__Task directions__:
Search the material below for the word "event" and copy every line in which it occurs.

(Rows from a dataset)
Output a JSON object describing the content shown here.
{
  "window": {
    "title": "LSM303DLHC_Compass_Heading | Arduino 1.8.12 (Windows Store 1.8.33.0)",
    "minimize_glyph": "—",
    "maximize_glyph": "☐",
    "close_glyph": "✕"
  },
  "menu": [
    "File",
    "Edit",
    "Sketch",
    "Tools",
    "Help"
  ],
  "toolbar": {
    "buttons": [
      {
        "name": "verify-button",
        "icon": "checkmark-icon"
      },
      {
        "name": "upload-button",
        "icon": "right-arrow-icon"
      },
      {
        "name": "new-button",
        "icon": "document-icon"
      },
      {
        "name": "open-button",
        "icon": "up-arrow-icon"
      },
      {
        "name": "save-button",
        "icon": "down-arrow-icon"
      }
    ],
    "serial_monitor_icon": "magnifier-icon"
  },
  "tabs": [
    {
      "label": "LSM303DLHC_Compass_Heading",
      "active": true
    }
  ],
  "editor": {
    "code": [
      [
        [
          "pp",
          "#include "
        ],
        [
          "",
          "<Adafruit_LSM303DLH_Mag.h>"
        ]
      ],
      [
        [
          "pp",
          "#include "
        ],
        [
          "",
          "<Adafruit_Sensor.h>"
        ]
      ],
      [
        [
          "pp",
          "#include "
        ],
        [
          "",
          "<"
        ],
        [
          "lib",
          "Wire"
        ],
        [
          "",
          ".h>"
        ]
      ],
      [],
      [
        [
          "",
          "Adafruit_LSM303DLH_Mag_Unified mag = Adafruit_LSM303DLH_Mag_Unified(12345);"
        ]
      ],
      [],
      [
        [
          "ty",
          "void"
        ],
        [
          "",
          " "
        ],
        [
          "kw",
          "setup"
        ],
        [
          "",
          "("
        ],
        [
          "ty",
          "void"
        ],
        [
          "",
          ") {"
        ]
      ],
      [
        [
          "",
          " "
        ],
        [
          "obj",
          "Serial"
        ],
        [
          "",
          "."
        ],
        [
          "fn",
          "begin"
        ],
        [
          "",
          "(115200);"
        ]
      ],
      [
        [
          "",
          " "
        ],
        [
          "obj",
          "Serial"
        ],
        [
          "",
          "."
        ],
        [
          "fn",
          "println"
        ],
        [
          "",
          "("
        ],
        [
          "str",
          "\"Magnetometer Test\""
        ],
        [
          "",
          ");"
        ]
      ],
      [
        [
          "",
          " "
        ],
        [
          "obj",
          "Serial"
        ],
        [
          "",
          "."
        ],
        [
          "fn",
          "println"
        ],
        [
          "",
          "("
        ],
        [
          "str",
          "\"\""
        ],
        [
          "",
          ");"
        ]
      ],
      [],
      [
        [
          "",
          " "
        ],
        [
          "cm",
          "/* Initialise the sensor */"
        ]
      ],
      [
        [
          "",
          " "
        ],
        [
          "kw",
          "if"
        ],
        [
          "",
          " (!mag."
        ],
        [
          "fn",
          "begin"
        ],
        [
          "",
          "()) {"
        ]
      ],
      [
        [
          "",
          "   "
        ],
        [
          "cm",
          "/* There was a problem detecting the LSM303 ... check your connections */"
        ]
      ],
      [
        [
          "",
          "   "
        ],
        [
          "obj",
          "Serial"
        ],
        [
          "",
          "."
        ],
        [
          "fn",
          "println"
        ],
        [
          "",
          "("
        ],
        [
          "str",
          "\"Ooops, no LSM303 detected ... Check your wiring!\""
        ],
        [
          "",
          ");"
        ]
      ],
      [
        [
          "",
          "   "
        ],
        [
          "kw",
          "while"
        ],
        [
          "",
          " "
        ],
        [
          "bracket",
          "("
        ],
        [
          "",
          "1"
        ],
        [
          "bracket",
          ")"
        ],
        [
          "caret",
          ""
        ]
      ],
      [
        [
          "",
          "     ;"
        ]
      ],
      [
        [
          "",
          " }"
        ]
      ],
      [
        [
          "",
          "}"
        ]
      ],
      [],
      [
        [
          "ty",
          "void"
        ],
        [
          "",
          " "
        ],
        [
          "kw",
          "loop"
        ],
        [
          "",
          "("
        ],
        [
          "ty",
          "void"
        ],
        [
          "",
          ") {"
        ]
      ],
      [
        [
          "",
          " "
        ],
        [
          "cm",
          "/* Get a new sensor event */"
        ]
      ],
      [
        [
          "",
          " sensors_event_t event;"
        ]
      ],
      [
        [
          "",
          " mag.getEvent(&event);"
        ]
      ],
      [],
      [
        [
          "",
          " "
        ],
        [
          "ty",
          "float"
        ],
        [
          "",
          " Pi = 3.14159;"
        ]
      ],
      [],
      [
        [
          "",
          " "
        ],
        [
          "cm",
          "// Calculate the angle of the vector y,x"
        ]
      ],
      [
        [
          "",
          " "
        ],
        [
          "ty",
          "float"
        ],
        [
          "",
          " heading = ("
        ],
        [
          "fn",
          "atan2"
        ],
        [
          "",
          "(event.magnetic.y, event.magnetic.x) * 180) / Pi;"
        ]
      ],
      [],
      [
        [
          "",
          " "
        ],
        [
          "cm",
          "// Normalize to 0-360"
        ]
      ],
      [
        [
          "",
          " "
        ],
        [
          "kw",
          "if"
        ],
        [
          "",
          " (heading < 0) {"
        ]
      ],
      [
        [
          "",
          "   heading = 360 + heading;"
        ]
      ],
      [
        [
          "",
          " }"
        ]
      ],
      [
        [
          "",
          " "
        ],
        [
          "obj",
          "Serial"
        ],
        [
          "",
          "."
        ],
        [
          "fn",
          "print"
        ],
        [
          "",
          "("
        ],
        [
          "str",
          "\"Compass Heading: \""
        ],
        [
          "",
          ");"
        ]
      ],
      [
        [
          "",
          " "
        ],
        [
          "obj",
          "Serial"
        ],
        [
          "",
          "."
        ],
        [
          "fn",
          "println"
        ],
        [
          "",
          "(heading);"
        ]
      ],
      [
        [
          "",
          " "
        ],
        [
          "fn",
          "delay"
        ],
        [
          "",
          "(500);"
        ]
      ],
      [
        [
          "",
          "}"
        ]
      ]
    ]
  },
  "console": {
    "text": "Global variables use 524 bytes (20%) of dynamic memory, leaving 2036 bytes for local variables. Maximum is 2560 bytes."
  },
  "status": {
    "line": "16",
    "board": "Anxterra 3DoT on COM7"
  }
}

__Exercise result__:
          "/* Get a new sensor event */"
          " sensors_event_t event;"
          " mag.getEvent(&event);"
          "(event.magnetic.y, event.magnetic.x) * 180) / Pi;"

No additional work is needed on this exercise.